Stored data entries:
****************

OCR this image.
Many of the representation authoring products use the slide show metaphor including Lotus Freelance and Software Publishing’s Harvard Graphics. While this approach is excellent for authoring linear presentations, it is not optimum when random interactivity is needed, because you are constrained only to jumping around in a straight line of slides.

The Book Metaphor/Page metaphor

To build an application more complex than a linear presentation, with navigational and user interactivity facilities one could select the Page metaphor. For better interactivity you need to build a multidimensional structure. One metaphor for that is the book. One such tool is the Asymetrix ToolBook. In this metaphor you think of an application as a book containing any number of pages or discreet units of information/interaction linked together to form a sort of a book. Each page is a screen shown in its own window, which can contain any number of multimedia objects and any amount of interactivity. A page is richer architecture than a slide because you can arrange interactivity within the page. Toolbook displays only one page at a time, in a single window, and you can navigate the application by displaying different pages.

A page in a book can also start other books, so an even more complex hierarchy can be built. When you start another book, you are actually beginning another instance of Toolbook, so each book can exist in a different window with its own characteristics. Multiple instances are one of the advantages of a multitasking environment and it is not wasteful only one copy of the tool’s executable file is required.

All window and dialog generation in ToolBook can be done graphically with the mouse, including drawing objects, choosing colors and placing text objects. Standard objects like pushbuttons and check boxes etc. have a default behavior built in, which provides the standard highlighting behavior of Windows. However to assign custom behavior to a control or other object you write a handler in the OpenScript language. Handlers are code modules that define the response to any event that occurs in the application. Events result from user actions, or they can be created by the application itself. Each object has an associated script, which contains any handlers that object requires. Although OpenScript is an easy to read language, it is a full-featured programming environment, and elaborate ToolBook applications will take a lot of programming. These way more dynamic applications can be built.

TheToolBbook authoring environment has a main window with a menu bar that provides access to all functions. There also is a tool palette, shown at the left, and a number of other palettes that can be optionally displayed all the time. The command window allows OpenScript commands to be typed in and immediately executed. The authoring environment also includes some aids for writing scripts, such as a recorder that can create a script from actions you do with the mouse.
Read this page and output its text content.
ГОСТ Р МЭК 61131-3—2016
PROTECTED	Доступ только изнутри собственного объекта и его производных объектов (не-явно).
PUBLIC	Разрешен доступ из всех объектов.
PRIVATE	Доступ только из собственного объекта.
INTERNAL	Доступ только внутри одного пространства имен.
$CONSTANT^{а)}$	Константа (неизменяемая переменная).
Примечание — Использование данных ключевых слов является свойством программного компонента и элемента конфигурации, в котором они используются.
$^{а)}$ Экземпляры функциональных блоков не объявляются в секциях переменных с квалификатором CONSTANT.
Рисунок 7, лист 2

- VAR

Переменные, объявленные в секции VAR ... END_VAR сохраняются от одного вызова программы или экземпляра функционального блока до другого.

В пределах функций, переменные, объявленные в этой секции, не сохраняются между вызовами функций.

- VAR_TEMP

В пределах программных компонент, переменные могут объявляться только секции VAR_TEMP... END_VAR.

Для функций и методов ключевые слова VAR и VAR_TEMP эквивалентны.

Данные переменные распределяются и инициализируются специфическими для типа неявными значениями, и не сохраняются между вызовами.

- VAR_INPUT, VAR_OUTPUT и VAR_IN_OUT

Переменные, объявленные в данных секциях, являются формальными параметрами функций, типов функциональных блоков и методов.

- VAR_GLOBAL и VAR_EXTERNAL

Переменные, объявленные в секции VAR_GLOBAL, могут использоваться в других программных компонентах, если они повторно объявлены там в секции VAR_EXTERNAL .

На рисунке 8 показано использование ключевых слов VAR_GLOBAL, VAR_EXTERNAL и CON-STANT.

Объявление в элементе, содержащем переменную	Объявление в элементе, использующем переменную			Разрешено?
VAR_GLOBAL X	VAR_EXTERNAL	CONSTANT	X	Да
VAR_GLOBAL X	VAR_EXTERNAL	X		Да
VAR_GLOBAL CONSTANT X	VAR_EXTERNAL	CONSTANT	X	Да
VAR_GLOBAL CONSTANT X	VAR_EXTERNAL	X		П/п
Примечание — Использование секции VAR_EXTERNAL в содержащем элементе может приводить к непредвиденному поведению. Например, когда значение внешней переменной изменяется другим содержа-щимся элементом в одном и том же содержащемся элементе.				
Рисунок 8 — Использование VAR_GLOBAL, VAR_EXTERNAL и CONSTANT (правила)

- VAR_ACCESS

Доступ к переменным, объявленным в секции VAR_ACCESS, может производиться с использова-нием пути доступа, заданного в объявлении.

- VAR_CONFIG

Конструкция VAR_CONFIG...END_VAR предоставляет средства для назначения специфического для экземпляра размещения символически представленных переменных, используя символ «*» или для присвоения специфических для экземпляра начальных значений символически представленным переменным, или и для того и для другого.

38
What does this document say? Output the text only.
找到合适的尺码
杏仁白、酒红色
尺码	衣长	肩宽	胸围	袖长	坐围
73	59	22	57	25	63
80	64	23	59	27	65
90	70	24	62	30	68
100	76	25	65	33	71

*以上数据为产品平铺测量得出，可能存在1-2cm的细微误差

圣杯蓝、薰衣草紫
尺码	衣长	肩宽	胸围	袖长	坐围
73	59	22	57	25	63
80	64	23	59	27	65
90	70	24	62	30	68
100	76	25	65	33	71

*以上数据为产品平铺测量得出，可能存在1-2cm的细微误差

****************

- [PROBLEM STATEMENT]: Repeat only the stretch of lines that opens with the line containing "What does this" and closes with the final line of the entries, both included, exactly as written.

- [COMPLETED TASK]:
What does this document say? Output the text only.
找到合适的尺码
杏仁白、酒红色
尺码	衣长	肩宽	胸围	袖长	坐围
73	59	22	57	25	63
80	64	23	59	27	65
90	70	24	62	30	68
100	76	25	65	33	71

*以上数据为产品平铺测量得出，可能存在1-2cm的细微误差

圣杯蓝、薰衣草紫
尺码	衣长	肩宽	胸围	袖长	坐围
73	59	22	57	25	63
80	64	23	59	27	65
90	70	24	62	30	68
100	76	25	65	33	71

*以上数据为产品平铺测量得出，可能存在1-2cm的细微误差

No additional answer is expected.